WHAT IS NEEDED: Pick out the lines below that contain the string "title" and copy them all.

===== DATASET EXCERPTS =====

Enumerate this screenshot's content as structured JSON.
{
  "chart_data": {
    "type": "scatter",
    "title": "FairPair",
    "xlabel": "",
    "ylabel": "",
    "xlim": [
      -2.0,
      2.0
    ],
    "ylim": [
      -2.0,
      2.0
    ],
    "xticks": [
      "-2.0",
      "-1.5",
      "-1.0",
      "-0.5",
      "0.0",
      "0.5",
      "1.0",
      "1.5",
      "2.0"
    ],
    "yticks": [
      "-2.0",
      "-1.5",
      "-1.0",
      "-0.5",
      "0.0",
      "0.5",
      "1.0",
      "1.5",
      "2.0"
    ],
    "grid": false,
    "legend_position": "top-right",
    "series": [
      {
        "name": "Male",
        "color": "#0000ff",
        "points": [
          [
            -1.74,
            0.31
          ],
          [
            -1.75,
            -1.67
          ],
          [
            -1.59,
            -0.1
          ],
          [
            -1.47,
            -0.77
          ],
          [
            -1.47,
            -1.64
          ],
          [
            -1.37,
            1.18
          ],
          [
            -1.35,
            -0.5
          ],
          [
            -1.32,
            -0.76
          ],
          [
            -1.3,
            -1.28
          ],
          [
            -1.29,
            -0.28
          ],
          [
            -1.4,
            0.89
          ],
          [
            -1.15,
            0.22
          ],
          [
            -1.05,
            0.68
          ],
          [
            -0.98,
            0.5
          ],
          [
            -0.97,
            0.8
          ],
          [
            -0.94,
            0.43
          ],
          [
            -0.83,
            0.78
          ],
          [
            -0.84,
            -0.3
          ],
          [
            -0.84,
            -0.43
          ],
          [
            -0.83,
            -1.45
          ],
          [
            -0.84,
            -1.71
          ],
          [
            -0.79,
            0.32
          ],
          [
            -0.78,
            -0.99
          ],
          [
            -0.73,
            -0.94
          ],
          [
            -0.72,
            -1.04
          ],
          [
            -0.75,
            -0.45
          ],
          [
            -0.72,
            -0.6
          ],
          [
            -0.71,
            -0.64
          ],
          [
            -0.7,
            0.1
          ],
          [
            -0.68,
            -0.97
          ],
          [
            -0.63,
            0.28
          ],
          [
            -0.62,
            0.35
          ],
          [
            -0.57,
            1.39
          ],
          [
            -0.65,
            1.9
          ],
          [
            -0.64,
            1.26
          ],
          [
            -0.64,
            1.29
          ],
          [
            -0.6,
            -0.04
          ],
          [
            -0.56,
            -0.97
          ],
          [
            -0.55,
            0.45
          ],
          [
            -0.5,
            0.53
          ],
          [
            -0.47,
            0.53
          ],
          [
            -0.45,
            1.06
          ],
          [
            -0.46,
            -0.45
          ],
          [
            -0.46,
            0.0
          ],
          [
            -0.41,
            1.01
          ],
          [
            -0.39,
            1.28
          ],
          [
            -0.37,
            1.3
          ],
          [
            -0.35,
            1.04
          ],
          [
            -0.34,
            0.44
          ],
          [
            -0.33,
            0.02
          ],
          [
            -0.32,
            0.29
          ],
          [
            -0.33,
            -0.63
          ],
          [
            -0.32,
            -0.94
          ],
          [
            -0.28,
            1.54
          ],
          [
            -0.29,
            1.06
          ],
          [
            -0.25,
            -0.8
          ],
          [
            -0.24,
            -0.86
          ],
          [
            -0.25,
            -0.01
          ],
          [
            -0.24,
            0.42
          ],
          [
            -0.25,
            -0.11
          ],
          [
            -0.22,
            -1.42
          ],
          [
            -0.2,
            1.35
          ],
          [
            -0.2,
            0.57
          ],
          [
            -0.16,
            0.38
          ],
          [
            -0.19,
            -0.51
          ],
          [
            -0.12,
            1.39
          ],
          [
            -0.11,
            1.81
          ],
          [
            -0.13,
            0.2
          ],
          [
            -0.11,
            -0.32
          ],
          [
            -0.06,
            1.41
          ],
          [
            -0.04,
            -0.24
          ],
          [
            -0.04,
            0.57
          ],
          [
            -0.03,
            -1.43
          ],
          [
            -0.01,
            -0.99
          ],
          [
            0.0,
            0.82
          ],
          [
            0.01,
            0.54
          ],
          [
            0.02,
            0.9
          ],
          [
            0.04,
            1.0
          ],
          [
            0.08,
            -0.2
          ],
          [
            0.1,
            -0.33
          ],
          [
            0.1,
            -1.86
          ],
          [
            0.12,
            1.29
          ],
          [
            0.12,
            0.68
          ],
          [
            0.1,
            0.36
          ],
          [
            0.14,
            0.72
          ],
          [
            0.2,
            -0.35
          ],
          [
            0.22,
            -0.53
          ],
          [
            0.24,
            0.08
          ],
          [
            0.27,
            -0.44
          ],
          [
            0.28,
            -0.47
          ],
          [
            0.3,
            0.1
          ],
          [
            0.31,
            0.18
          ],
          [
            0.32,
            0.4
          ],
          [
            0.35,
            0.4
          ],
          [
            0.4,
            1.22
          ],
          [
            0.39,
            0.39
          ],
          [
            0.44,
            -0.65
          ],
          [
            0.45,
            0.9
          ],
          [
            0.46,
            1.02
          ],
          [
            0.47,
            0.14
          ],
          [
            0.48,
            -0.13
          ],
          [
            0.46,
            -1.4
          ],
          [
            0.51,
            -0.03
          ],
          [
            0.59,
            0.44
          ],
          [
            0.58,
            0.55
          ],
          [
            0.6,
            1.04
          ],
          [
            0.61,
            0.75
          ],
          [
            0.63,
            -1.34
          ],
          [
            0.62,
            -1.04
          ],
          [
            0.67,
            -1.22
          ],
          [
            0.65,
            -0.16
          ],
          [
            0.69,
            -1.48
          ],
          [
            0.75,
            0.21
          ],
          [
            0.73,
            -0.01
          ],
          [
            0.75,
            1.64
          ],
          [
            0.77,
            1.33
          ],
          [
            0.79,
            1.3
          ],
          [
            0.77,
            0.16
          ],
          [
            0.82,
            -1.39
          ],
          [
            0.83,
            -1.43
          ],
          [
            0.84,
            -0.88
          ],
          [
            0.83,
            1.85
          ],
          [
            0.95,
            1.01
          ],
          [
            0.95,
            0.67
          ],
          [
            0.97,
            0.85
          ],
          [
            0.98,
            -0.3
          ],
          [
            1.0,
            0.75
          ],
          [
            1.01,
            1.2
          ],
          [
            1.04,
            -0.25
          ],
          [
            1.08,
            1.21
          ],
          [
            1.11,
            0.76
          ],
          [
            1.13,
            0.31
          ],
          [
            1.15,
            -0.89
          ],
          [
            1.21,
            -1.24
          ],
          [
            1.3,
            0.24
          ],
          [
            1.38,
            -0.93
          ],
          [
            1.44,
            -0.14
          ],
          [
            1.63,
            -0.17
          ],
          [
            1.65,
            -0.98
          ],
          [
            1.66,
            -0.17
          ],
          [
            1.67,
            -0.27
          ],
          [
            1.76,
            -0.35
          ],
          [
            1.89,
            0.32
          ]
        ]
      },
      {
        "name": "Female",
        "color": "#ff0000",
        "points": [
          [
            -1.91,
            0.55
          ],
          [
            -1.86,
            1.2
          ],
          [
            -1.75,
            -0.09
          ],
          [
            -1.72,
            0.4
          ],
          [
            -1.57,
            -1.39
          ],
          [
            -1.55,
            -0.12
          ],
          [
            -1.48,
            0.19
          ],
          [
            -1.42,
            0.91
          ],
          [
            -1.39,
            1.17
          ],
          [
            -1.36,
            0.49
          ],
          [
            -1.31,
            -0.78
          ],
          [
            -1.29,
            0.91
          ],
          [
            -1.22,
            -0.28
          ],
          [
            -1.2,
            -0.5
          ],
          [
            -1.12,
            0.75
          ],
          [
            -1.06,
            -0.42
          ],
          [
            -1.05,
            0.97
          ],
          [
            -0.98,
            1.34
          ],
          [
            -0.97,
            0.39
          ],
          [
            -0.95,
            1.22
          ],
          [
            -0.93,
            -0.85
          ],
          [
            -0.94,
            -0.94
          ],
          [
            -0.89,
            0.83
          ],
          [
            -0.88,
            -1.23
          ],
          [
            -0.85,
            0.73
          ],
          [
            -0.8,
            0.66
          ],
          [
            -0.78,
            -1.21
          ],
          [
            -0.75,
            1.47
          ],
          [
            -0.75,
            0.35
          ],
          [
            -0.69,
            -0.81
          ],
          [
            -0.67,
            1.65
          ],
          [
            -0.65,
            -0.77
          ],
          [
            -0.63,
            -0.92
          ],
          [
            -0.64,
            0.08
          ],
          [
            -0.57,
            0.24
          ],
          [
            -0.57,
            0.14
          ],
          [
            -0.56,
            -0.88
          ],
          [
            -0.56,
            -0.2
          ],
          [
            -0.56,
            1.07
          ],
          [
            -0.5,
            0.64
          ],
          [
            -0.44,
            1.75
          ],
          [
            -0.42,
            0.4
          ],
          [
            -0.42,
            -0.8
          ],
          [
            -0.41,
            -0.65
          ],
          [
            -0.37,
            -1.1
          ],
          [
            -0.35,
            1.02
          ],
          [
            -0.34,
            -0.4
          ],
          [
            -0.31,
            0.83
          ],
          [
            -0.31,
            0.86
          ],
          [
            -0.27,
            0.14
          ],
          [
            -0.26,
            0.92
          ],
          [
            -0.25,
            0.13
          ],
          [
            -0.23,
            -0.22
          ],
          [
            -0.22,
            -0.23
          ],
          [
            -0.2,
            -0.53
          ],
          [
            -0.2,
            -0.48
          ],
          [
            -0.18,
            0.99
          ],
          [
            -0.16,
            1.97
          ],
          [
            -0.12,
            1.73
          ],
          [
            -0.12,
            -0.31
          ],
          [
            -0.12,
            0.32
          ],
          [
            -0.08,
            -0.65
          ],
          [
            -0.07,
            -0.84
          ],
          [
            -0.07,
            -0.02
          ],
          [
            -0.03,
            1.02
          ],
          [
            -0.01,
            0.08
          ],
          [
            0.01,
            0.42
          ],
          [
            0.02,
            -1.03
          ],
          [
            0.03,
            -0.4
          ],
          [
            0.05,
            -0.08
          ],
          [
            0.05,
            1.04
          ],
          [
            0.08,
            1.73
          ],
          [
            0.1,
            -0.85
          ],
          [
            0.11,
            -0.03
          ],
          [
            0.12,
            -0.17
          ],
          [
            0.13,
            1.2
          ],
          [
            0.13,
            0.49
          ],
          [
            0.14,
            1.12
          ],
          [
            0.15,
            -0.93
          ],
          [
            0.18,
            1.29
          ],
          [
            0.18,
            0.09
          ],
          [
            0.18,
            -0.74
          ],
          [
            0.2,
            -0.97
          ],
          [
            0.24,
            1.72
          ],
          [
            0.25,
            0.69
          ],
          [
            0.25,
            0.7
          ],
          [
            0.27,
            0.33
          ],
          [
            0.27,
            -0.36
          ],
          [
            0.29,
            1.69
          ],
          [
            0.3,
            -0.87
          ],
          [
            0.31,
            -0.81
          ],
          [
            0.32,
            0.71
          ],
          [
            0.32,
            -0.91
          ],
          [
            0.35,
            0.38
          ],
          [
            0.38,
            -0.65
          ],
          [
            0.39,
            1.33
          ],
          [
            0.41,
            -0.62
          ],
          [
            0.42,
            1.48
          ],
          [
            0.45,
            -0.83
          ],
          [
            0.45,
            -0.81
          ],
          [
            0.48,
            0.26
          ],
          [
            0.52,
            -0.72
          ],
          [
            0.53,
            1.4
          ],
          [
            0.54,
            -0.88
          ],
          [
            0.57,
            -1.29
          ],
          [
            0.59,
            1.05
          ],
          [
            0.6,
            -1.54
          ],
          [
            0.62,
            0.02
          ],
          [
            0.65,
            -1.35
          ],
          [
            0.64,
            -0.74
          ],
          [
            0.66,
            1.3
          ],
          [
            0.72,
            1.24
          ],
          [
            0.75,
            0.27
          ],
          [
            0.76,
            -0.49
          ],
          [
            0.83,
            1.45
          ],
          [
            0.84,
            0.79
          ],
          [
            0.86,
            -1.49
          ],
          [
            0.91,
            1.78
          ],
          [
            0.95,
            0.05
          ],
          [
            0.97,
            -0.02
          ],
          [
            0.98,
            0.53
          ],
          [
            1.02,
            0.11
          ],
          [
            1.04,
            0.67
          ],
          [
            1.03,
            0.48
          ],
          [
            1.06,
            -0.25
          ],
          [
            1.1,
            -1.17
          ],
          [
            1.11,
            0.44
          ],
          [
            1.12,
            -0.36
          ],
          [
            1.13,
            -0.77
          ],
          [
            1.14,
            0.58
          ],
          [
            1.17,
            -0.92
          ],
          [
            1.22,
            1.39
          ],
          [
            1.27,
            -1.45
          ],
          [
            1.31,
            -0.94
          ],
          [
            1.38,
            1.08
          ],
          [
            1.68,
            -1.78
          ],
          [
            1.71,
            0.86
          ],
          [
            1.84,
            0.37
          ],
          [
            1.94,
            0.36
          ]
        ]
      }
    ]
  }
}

=====
===== DATASET EXCERPTS =====

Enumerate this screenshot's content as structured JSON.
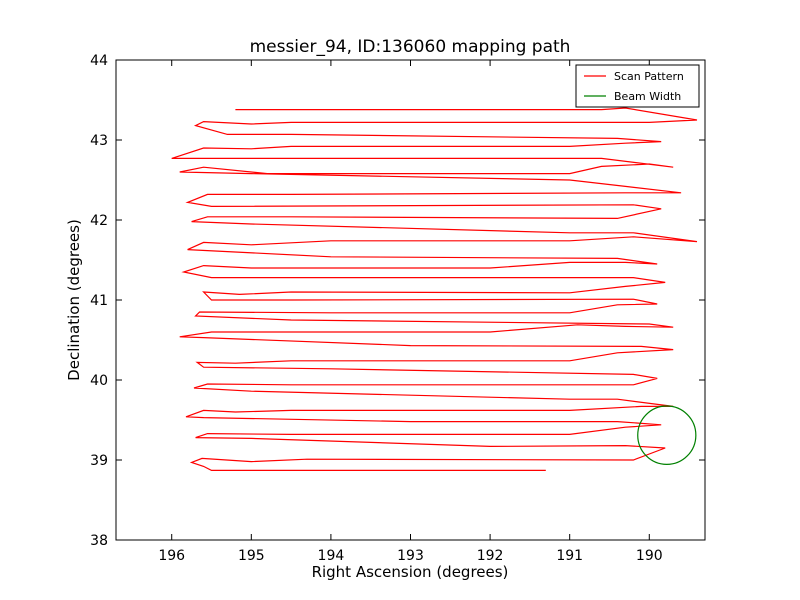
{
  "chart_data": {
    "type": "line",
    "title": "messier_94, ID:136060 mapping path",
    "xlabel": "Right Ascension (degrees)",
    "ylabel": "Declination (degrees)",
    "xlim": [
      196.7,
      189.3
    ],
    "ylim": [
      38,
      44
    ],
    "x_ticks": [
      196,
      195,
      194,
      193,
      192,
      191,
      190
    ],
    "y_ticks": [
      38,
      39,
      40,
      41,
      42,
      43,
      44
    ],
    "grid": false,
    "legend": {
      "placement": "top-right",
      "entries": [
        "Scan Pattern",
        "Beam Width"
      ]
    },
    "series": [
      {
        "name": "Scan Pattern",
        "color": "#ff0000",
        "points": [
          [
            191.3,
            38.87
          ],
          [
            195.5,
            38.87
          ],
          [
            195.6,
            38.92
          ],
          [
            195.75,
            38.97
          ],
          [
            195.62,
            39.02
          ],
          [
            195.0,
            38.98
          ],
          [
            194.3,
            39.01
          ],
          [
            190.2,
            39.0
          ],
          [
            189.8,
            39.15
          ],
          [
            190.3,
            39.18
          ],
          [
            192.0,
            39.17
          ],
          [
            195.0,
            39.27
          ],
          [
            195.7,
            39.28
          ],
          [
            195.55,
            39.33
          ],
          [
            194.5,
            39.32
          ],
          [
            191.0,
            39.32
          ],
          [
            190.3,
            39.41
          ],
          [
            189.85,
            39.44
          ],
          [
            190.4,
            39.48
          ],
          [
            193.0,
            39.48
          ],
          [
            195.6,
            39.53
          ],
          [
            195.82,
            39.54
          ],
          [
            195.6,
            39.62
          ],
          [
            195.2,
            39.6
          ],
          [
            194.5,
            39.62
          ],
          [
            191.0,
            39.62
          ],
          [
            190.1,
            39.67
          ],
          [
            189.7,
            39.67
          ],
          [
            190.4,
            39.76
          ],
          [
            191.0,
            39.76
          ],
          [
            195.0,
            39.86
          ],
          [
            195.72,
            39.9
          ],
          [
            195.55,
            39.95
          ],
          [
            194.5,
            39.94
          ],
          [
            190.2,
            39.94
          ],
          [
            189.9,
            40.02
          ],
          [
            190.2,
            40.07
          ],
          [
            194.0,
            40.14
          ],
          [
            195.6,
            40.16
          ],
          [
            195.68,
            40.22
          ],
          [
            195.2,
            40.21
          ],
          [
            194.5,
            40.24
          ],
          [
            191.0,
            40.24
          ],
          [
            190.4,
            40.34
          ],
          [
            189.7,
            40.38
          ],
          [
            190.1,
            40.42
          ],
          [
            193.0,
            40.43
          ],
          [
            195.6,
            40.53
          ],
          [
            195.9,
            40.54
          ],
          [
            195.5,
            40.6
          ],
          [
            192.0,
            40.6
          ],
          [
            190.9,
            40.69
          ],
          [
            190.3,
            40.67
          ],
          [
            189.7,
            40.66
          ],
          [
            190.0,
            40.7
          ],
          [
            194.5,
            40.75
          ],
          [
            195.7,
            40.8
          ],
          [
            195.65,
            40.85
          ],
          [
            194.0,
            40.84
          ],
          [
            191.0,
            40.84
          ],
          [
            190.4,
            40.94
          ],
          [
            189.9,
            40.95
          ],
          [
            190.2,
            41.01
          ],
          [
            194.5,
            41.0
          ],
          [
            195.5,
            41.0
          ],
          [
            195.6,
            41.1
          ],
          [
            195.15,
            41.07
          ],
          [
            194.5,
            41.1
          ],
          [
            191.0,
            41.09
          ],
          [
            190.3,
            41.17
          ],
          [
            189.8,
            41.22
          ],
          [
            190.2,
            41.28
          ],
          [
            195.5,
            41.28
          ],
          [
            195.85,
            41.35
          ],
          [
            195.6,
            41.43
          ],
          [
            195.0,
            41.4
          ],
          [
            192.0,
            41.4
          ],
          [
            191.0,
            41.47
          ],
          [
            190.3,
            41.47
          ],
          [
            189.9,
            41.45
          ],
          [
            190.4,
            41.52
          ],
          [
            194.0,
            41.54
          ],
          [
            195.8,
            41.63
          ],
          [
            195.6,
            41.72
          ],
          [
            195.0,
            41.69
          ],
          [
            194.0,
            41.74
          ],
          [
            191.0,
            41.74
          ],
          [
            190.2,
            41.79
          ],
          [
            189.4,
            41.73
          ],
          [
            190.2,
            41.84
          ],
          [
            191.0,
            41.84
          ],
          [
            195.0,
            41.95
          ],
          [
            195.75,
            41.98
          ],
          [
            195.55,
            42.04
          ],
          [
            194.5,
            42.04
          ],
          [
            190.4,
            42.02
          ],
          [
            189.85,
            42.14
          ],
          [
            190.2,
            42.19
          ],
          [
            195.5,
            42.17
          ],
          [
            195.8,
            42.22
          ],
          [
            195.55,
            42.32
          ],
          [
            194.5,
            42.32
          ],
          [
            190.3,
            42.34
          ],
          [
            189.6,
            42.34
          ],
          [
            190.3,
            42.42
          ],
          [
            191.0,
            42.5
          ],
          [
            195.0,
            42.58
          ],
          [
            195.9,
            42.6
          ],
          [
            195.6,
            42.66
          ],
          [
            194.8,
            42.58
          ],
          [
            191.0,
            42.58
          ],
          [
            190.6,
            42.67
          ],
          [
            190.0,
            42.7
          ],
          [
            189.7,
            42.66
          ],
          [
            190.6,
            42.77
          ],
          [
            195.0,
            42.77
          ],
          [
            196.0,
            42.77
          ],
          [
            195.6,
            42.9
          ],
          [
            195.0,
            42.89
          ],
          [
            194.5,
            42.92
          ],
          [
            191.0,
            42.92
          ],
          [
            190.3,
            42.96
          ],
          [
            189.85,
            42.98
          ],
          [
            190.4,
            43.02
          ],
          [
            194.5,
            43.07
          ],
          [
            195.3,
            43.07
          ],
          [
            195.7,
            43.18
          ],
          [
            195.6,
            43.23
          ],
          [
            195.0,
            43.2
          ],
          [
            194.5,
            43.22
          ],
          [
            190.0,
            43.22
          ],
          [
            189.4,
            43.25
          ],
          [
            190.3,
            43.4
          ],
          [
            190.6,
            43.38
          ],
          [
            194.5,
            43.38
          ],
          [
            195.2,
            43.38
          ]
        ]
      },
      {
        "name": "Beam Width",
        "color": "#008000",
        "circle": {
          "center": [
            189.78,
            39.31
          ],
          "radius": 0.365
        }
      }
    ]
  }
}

=====
===== DATASET EXCERPTS =====

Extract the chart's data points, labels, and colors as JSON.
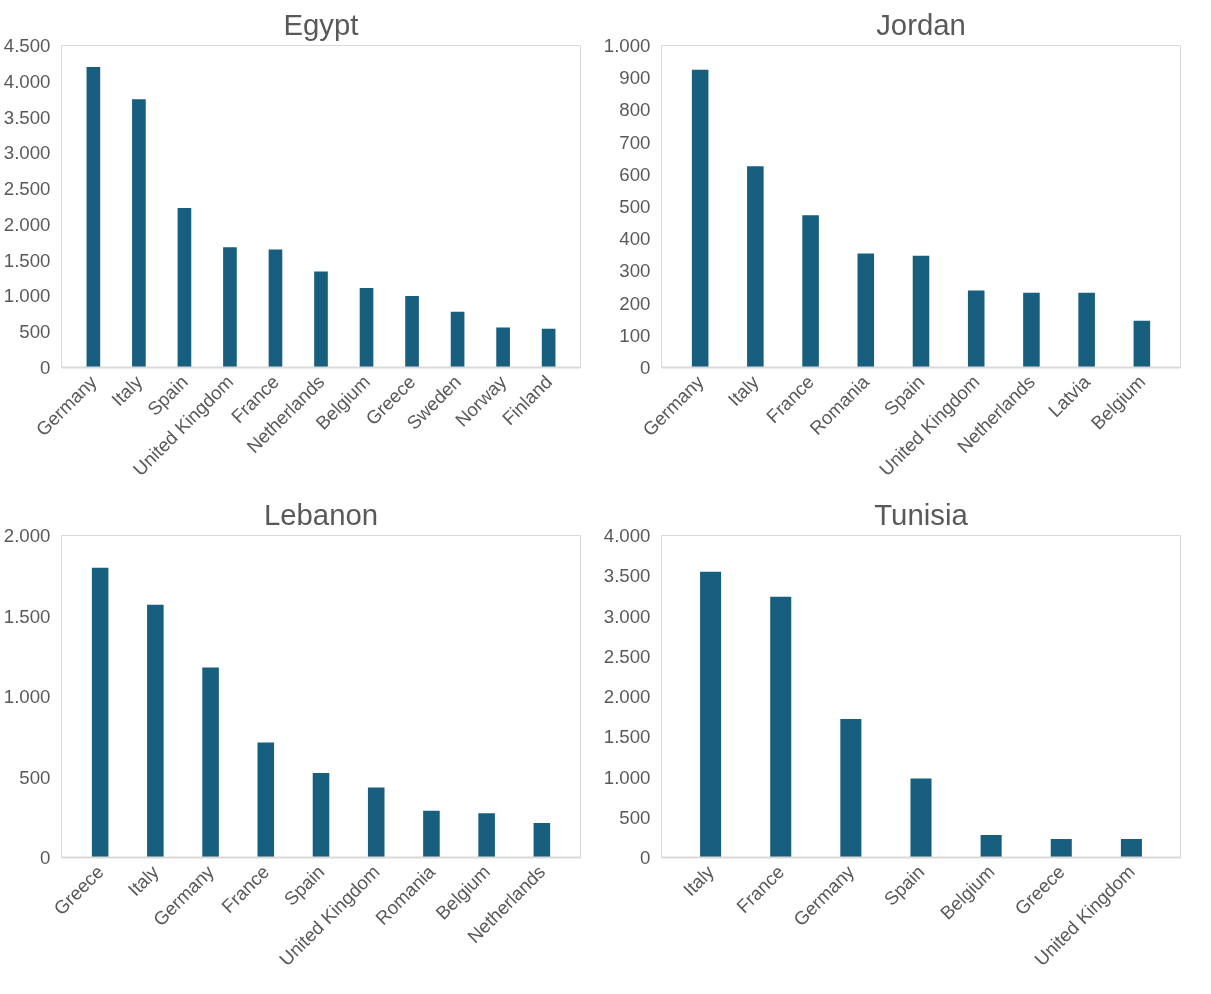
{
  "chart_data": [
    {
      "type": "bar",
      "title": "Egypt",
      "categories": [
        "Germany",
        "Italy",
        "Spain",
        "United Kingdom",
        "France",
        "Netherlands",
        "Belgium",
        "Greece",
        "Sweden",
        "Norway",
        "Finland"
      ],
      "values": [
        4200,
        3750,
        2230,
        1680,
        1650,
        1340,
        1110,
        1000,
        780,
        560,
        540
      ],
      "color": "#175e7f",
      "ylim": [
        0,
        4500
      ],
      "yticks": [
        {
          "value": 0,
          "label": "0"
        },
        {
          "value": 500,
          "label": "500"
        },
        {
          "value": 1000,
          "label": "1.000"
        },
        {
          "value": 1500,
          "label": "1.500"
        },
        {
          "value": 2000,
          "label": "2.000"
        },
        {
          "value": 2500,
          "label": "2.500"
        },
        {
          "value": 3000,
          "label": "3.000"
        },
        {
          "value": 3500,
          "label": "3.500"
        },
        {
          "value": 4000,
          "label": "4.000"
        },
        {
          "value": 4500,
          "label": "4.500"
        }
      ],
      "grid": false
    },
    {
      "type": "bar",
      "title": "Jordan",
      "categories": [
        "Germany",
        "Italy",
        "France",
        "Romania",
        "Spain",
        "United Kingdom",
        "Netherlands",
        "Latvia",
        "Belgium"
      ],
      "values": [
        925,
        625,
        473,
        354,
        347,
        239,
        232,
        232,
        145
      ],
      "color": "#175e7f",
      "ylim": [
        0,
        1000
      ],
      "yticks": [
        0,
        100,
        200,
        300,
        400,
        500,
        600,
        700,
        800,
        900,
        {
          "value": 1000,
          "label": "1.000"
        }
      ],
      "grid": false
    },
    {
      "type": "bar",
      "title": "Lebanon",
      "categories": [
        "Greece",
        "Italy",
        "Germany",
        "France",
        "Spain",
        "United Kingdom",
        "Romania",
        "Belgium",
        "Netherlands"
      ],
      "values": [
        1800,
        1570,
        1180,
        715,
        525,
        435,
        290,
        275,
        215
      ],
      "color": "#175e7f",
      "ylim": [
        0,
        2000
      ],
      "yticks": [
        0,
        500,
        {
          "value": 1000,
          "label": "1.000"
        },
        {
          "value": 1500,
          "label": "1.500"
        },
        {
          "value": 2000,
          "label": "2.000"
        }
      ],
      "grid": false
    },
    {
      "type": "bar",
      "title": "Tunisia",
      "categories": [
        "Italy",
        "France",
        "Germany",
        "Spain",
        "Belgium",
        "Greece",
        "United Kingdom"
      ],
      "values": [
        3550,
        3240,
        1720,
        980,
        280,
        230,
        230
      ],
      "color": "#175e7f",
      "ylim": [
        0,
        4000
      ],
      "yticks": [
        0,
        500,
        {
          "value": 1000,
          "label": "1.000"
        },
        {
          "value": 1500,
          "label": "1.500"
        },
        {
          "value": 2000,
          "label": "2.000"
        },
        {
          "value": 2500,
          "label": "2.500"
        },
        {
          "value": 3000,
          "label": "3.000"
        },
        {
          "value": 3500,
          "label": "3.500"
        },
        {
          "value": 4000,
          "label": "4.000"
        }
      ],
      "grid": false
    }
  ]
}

=====

TASK RESULT:
    "title": "FairPair",
    "title": "messier_94, ID:136060 mapping path",
      "title": "Egypt",
      "title": "Jordan",
      "title": "Lebanon",
      "title": "Tunisia",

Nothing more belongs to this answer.